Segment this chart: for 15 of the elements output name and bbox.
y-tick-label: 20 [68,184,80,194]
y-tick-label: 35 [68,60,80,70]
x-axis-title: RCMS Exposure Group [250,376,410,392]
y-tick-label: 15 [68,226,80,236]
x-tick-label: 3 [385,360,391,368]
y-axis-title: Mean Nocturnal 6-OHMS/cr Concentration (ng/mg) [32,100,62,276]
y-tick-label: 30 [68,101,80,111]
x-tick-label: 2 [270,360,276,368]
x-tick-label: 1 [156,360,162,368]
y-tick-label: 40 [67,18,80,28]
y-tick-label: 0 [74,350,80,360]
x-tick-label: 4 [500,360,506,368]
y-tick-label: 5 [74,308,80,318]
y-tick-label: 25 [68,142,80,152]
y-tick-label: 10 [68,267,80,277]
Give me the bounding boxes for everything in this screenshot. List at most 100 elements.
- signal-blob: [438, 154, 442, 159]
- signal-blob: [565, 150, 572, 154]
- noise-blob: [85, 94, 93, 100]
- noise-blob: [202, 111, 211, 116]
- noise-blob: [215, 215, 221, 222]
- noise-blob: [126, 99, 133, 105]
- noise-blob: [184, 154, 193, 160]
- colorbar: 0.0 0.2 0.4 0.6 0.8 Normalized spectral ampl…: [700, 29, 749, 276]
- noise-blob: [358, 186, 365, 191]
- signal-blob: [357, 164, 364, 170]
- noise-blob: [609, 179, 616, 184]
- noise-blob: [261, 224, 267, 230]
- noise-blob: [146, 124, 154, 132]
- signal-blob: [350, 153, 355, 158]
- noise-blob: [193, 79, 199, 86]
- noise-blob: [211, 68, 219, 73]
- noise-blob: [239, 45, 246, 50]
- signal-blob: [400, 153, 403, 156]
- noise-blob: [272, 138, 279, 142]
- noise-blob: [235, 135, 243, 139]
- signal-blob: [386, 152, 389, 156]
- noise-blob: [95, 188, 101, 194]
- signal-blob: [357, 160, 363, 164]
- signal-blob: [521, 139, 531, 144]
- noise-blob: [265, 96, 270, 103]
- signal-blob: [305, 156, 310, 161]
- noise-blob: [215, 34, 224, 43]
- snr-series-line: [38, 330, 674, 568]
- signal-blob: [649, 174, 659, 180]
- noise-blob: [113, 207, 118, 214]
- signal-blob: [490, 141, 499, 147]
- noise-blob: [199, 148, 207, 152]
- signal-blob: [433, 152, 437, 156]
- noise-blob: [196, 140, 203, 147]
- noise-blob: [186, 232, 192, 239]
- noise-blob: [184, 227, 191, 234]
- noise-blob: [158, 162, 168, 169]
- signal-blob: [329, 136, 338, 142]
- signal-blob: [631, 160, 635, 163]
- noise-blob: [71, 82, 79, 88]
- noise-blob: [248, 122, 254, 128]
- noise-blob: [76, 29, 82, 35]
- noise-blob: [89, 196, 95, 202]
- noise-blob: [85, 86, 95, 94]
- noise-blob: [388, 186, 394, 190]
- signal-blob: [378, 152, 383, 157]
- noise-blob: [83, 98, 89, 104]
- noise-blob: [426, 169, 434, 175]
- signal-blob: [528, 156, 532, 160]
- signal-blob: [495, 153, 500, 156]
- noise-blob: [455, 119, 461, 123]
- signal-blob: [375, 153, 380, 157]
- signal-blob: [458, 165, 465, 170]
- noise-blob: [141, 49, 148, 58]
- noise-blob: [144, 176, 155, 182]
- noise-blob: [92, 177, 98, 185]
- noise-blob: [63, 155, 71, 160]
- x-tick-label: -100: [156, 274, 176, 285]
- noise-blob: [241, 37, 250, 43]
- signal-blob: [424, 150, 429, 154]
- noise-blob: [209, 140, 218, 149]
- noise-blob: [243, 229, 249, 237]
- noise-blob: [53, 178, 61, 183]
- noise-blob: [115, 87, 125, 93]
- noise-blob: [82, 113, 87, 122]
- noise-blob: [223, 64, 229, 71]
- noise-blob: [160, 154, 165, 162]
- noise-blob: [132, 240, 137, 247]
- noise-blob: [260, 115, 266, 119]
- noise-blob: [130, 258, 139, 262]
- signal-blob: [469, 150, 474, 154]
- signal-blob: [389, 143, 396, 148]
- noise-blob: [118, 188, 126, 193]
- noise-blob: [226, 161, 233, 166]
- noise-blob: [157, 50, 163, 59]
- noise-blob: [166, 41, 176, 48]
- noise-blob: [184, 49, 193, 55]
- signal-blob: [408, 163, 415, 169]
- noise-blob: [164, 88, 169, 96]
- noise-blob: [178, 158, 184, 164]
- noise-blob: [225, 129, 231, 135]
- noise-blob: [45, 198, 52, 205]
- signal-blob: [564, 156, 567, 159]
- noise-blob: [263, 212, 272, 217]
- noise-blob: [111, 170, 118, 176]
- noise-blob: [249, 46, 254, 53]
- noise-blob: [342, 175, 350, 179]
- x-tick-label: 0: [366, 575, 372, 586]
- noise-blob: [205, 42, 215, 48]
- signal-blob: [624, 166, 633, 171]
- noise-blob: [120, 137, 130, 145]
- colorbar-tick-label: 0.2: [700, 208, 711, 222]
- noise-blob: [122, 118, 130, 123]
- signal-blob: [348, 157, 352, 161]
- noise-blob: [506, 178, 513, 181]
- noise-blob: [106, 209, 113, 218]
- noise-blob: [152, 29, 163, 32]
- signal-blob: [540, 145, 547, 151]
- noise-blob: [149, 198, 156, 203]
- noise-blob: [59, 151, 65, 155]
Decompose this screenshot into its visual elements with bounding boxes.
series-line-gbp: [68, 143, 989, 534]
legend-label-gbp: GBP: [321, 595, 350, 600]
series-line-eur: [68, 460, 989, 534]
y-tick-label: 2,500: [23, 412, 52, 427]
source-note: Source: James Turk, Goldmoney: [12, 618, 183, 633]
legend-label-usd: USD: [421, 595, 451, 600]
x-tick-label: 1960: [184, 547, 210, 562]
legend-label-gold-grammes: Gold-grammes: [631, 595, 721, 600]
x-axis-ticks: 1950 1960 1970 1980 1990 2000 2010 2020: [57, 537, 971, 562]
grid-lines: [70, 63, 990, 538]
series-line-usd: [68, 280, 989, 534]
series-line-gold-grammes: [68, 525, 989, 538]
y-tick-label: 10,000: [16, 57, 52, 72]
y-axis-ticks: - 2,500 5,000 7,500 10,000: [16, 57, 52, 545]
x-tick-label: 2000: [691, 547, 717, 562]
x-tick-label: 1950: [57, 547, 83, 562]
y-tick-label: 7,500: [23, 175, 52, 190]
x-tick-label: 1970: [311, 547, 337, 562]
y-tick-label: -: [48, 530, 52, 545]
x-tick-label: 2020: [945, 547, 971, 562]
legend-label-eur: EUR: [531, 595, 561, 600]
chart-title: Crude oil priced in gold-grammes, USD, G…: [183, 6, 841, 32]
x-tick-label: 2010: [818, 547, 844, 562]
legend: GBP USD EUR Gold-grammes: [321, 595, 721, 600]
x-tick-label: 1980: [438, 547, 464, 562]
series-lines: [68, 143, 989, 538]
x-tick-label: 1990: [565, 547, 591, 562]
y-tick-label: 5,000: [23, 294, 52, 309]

=====

_WHAT IS NEEDED_:
Reproduce all of the material above line for line, with no changes of any kind.

_THE OUTPUT_:
Segment this chart: for 15 of the elements output name and bbox.
y-tick-label: 20 [68,184,80,194]
y-tick-label: 35 [68,60,80,70]
x-axis-title: RCMS Exposure Group [250,376,410,392]
y-tick-label: 15 [68,226,80,236]
x-tick-label: 3 [385,360,391,368]
y-axis-title: Mean Nocturnal 6-OHMS/cr Concentration (ng/mg) [32,100,62,276]
y-tick-label: 30 [68,101,80,111]
x-tick-label: 2 [270,360,276,368]
x-tick-label: 1 [156,360,162,368]
y-tick-label: 40 [67,18,80,28]
y-tick-label: 0 [74,350,80,360]
x-tick-label: 4 [500,360,506,368]
y-tick-label: 5 [74,308,80,318]
y-tick-label: 25 [68,142,80,152]
y-tick-label: 10 [68,267,80,277]
Give me the bounding boxes for everything in this screenshot. List at most 100 elements.
- signal-blob: [438, 154, 442, 159]
- signal-blob: [565, 150, 572, 154]
- noise-blob: [85, 94, 93, 100]
- noise-blob: [202, 111, 211, 116]
- noise-blob: [215, 215, 221, 222]
- noise-blob: [126, 99, 133, 105]
- noise-blob: [184, 154, 193, 160]
- colorbar: 0.0 0.2 0.4 0.6 0.8 Normalized spectral ampl…: [700, 29, 749, 276]
- noise-blob: [358, 186, 365, 191]
- signal-blob: [357, 164, 364, 170]
- noise-blob: [609, 179, 616, 184]
- noise-blob: [261, 224, 267, 230]
- noise-blob: [146, 124, 154, 132]
- signal-blob: [350, 153, 355, 158]
- noise-blob: [193, 79, 199, 86]
- noise-blob: [211, 68, 219, 73]
- noise-blob: [239, 45, 246, 50]
- signal-blob: [400, 153, 403, 156]
- noise-blob: [272, 138, 279, 142]
- noise-blob: [235, 135, 243, 139]
- signal-blob: [386, 152, 389, 156]
- noise-blob: [95, 188, 101, 194]
- signal-blob: [357, 160, 363, 164]
- signal-blob: [521, 139, 531, 144]
- noise-blob: [265, 96, 270, 103]
- signal-blob: [305, 156, 310, 161]
- noise-blob: [215, 34, 224, 43]
- snr-series-line: [38, 330, 674, 568]
- signal-blob: [649, 174, 659, 180]
- noise-blob: [113, 207, 118, 214]
- signal-blob: [490, 141, 499, 147]
- noise-blob: [199, 148, 207, 152]
- signal-blob: [433, 152, 437, 156]
- noise-blob: [196, 140, 203, 147]
- noise-blob: [186, 232, 192, 239]
- noise-blob: [184, 227, 191, 234]
- noise-blob: [158, 162, 168, 169]
- signal-blob: [329, 136, 338, 142]
- signal-blob: [631, 160, 635, 163]
- noise-blob: [71, 82, 79, 88]
- noise-blob: [248, 122, 254, 128]
- noise-blob: [76, 29, 82, 35]
- noise-blob: [89, 196, 95, 202]
- noise-blob: [85, 86, 95, 94]
- noise-blob: [388, 186, 394, 190]
- signal-blob: [378, 152, 383, 157]
- noise-blob: [83, 98, 89, 104]
- noise-blob: [426, 169, 434, 175]
- signal-blob: [528, 156, 532, 160]
- signal-blob: [495, 153, 500, 156]
- noise-blob: [455, 119, 461, 123]
- signal-blob: [375, 153, 380, 157]
- signal-blob: [458, 165, 465, 170]
- noise-blob: [141, 49, 148, 58]
- noise-blob: [144, 176, 155, 182]
- noise-blob: [92, 177, 98, 185]
- noise-blob: [63, 155, 71, 160]
- x-tick-label: -100: [156, 274, 176, 285]
- noise-blob: [241, 37, 250, 43]
- signal-blob: [424, 150, 429, 154]
- noise-blob: [209, 140, 218, 149]
- noise-blob: [243, 229, 249, 237]
- noise-blob: [53, 178, 61, 183]
- noise-blob: [115, 87, 125, 93]
- noise-blob: [82, 113, 87, 122]
- noise-blob: [223, 64, 229, 71]
- noise-blob: [160, 154, 165, 162]
- noise-blob: [132, 240, 137, 247]
- noise-blob: [260, 115, 266, 119]
- noise-blob: [130, 258, 139, 262]
- signal-blob: [469, 150, 474, 154]
- signal-blob: [389, 143, 396, 148]
- noise-blob: [118, 188, 126, 193]
- noise-blob: [226, 161, 233, 166]
- noise-blob: [157, 50, 163, 59]
- noise-blob: [166, 41, 176, 48]
- noise-blob: [184, 49, 193, 55]
- signal-blob: [408, 163, 415, 169]
- noise-blob: [164, 88, 169, 96]
- noise-blob: [178, 158, 184, 164]
- noise-blob: [225, 129, 231, 135]
- noise-blob: [45, 198, 52, 205]
- signal-blob: [564, 156, 567, 159]
- noise-blob: [263, 212, 272, 217]
- noise-blob: [111, 170, 118, 176]
- noise-blob: [249, 46, 254, 53]
- noise-blob: [342, 175, 350, 179]
- x-tick-label: 0: [366, 575, 372, 586]
- noise-blob: [205, 42, 215, 48]
- signal-blob: [624, 166, 633, 171]
- noise-blob: [120, 137, 130, 145]
- colorbar-tick-label: 0.2: [700, 208, 711, 222]
- noise-blob: [122, 118, 130, 123]
- signal-blob: [348, 157, 352, 161]
- noise-blob: [506, 178, 513, 181]
- noise-blob: [106, 209, 113, 218]
- noise-blob: [152, 29, 163, 32]
- signal-blob: [540, 145, 547, 151]
- noise-blob: [149, 198, 156, 203]
- noise-blob: [59, 151, 65, 155]
Decompose this screenshot into its visual elements with bounding boxes.
series-line-gbp: [68, 143, 989, 534]
legend-label-gbp: GBP: [321, 595, 350, 600]
series-line-eur: [68, 460, 989, 534]
y-tick-label: 2,500: [23, 412, 52, 427]
source-note: Source: James Turk, Goldmoney: [12, 618, 183, 633]
legend-label-usd: USD: [421, 595, 451, 600]
x-tick-label: 1960: [184, 547, 210, 562]
legend-label-gold-grammes: Gold-grammes: [631, 595, 721, 600]
x-axis-ticks: 1950 1960 1970 1980 1990 2000 2010 2020: [57, 537, 971, 562]
grid-lines: [70, 63, 990, 538]
series-line-usd: [68, 280, 989, 534]
series-line-gold-grammes: [68, 525, 989, 538]
y-tick-label: 10,000: [16, 57, 52, 72]
y-axis-ticks: - 2,500 5,000 7,500 10,000: [16, 57, 52, 545]
x-tick-label: 2000: [691, 547, 717, 562]
x-tick-label: 1950: [57, 547, 83, 562]
y-tick-label: 7,500: [23, 175, 52, 190]
x-tick-label: 1970: [311, 547, 337, 562]
y-tick-label: -: [48, 530, 52, 545]
x-tick-label: 2020: [945, 547, 971, 562]
legend-label-eur: EUR: [531, 595, 561, 600]
chart-title: Crude oil priced in gold-grammes, USD, G…: [183, 6, 841, 32]
x-tick-label: 2010: [818, 547, 844, 562]
legend: GBP USD EUR Gold-grammes: [321, 595, 721, 600]
x-tick-label: 1980: [438, 547, 464, 562]
series-lines: [68, 143, 989, 538]
x-tick-label: 1990: [565, 547, 591, 562]
y-tick-label: 5,000: [23, 294, 52, 309]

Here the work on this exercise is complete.